INPUT ROWS -

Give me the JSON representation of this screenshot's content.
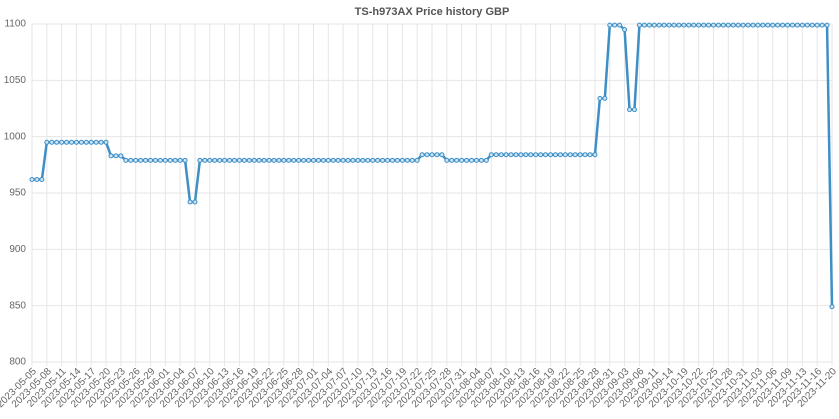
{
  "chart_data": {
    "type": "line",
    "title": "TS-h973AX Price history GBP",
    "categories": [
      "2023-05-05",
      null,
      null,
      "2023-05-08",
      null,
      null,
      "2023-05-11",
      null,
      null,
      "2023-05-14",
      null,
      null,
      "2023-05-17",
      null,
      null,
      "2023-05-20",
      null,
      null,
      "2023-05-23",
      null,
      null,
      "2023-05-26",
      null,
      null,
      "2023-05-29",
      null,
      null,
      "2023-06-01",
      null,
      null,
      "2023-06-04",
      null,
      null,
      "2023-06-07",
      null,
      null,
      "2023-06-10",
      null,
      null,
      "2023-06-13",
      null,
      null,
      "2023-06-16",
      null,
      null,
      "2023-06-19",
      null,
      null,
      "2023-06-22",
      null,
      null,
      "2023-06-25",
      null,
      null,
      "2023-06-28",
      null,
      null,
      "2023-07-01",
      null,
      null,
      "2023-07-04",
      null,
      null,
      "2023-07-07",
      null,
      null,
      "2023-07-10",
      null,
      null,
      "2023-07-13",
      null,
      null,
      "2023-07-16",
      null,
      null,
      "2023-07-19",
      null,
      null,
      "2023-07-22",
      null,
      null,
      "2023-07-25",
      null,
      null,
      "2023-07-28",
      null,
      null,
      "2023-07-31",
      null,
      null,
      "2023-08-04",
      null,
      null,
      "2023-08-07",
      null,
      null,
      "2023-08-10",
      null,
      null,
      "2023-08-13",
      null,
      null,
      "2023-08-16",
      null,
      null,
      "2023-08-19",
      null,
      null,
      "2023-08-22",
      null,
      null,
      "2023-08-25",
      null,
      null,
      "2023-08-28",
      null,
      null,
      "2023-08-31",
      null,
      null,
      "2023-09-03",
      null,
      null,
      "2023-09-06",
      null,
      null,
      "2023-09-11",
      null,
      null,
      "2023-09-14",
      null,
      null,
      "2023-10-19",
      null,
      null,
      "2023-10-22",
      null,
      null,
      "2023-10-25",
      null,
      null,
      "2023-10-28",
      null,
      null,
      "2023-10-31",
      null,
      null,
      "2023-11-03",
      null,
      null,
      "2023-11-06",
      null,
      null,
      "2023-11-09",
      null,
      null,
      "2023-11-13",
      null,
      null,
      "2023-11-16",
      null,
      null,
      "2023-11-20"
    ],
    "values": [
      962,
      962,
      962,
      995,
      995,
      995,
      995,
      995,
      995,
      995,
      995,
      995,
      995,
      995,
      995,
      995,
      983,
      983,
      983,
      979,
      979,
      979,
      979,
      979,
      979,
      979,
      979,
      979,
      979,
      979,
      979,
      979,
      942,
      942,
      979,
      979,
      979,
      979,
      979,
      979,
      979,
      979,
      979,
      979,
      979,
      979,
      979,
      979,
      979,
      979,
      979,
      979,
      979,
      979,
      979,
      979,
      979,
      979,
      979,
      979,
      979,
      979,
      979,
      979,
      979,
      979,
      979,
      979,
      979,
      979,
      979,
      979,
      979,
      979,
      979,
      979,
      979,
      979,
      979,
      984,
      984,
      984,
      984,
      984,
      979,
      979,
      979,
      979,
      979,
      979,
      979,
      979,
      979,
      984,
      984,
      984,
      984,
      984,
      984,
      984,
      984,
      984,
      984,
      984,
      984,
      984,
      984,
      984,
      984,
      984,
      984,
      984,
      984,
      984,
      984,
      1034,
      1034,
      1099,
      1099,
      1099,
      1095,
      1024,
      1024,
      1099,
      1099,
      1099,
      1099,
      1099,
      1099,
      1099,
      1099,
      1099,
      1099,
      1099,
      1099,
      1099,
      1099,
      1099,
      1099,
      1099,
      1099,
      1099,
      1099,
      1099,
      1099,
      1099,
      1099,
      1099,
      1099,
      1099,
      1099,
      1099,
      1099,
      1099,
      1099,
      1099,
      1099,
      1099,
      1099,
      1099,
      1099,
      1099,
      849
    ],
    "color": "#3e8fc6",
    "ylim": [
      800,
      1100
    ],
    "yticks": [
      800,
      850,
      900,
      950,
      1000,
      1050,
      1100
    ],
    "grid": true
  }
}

GIVEN INSTRUCTION - Transcribe every line from the records above without alteration, and leave out the images.

WRITTEN ANSWER -
Give me the JSON representation of this screenshot's content.
{
  "chart_data": {
    "type": "line",
    "title": "TS-h973AX Price history GBP",
    "categories": [
      "2023-05-05",
      null,
      null,
      "2023-05-08",
      null,
      null,
      "2023-05-11",
      null,
      null,
      "2023-05-14",
      null,
      null,
      "2023-05-17",
      null,
      null,
      "2023-05-20",
      null,
      null,
      "2023-05-23",
      null,
      null,
      "2023-05-26",
      null,
      null,
      "2023-05-29",
      null,
      null,
      "2023-06-01",
      null,
      null,
      "2023-06-04",
      null,
      null,
      "2023-06-07",
      null,
      null,
      "2023-06-10",
      null,
      null,
      "2023-06-13",
      null,
      null,
      "2023-06-16",
      null,
      null,
      "2023-06-19",
      null,
      null,
      "2023-06-22",
      null,
      null,
      "2023-06-25",
      null,
      null,
      "2023-06-28",
      null,
      null,
      "2023-07-01",
      null,
      null,
      "2023-07-04",
      null,
      null,
      "2023-07-07",
      null,
      null,
      "2023-07-10",
      null,
      null,
      "2023-07-13",
      null,
      null,
      "2023-07-16",
      null,
      null,
      "2023-07-19",
      null,
      null,
      "2023-07-22",
      null,
      null,
      "2023-07-25",
      null,
      null,
      "2023-07-28",
      null,
      null,
      "2023-07-31",
      null,
      null,
      "2023-08-04",
      null,
      null,
      "2023-08-07",
      null,
      null,
      "2023-08-10",
      null,
      null,
      "2023-08-13",
      null,
      null,
      "2023-08-16",
      null,
      null,
      "2023-08-19",
      null,
      null,
      "2023-08-22",
      null,
      null,
      "2023-08-25",
      null,
      null,
      "2023-08-28",
      null,
      null,
      "2023-08-31",
      null,
      null,
      "2023-09-03",
      null,
      null,
      "2023-09-06",
      null,
      null,
      "2023-09-11",
      null,
      null,
      "2023-09-14",
      null,
      null,
      "2023-10-19",
      null,
      null,
      "2023-10-22",
      null,
      null,
      "2023-10-25",
      null,
      null,
      "2023-10-28",
      null,
      null,
      "2023-10-31",
      null,
      null,
      "2023-11-03",
      null,
      null,
      "2023-11-06",
      null,
      null,
      "2023-11-09",
      null,
      null,
      "2023-11-13",
      null,
      null,
      "2023-11-16",
      null,
      null,
      "2023-11-20"
    ],
    "values": [
      962,
      962,
      962,
      995,
      995,
      995,
      995,
      995,
      995,
      995,
      995,
      995,
      995,
      995,
      995,
      995,
      983,
      983,
      983,
      979,
      979,
      979,
      979,
      979,
      979,
      979,
      979,
      979,
      979,
      979,
      979,
      979,
      942,
      942,
      979,
      979,
      979,
      979,
      979,
      979,
      979,
      979,
      979,
      979,
      979,
      979,
      979,
      979,
      979,
      979,
      979,
      979,
      979,
      979,
      979,
      979,
      979,
      979,
      979,
      979,
      979,
      979,
      979,
      979,
      979,
      979,
      979,
      979,
      979,
      979,
      979,
      979,
      979,
      979,
      979,
      979,
      979,
      979,
      979,
      984,
      984,
      984,
      984,
      984,
      979,
      979,
      979,
      979,
      979,
      979,
      979,
      979,
      979,
      984,
      984,
      984,
      984,
      984,
      984,
      984,
      984,
      984,
      984,
      984,
      984,
      984,
      984,
      984,
      984,
      984,
      984,
      984,
      984,
      984,
      984,
      1034,
      1034,
      1099,
      1099,
      1099,
      1095,
      1024,
      1024,
      1099,
      1099,
      1099,
      1099,
      1099,
      1099,
      1099,
      1099,
      1099,
      1099,
      1099,
      1099,
      1099,
      1099,
      1099,
      1099,
      1099,
      1099,
      1099,
      1099,
      1099,
      1099,
      1099,
      1099,
      1099,
      1099,
      1099,
      1099,
      1099,
      1099,
      1099,
      1099,
      1099,
      1099,
      1099,
      1099,
      1099,
      1099,
      1099,
      849
    ],
    "color": "#3e8fc6",
    "ylim": [
      800,
      1100
    ],
    "yticks": [
      800,
      850,
      900,
      950,
      1000,
      1050,
      1100
    ],
    "grid": true
  }
}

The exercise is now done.